--- Start ---

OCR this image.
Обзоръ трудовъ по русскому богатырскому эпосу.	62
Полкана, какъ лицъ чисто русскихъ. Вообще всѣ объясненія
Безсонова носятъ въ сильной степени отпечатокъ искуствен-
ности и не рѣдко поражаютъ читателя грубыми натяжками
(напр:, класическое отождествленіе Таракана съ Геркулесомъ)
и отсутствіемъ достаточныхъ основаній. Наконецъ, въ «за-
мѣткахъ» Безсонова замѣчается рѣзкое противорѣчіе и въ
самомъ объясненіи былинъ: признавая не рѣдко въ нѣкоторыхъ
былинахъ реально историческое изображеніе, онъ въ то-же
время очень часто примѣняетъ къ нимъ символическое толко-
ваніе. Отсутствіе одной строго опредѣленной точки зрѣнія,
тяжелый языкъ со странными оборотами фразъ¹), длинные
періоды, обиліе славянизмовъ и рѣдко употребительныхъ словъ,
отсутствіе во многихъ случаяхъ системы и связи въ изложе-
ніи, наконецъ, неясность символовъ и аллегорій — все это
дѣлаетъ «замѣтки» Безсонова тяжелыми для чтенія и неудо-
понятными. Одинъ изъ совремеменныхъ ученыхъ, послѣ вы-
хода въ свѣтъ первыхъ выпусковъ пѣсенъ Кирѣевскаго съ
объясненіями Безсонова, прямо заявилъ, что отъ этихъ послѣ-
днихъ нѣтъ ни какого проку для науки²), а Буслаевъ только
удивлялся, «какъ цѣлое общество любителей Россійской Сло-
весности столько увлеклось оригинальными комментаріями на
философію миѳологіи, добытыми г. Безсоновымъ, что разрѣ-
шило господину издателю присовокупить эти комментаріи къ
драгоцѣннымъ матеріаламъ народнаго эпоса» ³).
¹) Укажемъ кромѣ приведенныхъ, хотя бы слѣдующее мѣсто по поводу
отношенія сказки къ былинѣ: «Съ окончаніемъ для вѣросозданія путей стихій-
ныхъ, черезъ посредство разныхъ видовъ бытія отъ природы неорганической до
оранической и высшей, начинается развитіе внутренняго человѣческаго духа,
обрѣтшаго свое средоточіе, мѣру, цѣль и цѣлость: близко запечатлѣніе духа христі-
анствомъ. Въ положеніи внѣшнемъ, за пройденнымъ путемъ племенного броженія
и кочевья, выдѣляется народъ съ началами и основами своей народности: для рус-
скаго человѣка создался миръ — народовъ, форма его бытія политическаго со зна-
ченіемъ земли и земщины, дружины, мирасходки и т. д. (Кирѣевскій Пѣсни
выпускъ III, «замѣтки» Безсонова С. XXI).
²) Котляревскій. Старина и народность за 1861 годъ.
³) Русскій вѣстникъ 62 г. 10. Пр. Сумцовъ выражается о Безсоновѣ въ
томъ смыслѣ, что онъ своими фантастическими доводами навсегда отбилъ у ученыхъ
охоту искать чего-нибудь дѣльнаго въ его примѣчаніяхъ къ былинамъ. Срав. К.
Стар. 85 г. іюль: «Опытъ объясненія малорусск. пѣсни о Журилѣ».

--- End ---
--- Start ---

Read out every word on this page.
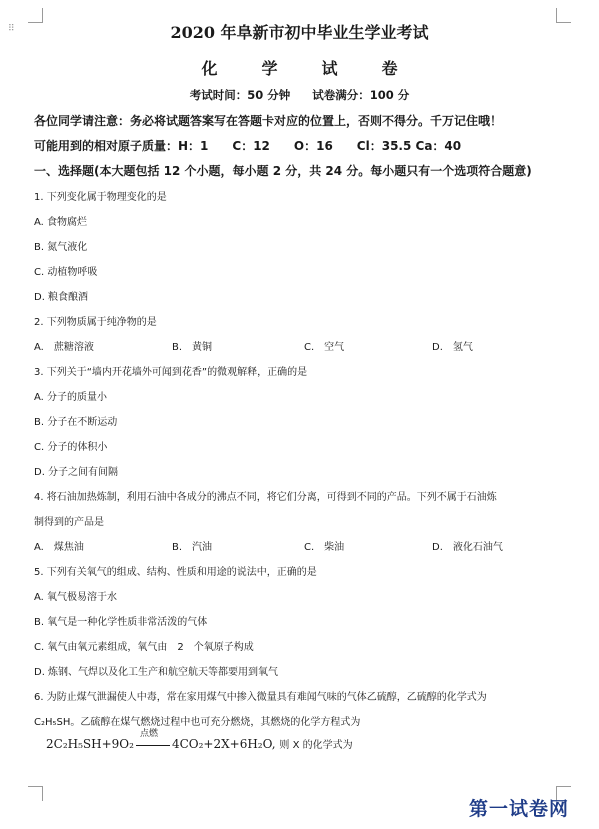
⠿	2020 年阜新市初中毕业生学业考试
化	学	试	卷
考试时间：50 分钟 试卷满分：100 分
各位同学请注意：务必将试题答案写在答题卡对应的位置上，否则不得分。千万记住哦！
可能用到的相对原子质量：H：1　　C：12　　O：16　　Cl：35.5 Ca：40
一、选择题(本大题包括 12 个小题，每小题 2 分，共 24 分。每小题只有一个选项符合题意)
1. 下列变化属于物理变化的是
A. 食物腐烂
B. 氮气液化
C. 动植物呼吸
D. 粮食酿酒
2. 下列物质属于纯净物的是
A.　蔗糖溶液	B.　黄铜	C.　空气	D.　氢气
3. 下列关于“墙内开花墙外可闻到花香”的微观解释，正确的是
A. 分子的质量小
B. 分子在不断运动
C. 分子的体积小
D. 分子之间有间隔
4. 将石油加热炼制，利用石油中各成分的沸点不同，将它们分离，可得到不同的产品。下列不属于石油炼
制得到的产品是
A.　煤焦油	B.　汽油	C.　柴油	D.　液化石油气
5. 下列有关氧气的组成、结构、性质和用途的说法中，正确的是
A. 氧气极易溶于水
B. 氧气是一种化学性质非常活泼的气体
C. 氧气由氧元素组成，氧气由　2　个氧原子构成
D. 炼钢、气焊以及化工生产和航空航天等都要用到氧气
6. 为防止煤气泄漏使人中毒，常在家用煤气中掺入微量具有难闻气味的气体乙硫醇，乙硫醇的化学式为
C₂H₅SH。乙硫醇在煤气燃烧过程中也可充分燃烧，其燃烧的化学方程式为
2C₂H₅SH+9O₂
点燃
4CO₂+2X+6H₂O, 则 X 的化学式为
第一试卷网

--- End ---

* Direction
Read the entries and pick out all lines that include the word "this".

* Worked solution
OCR this image.
Read out every word on this page.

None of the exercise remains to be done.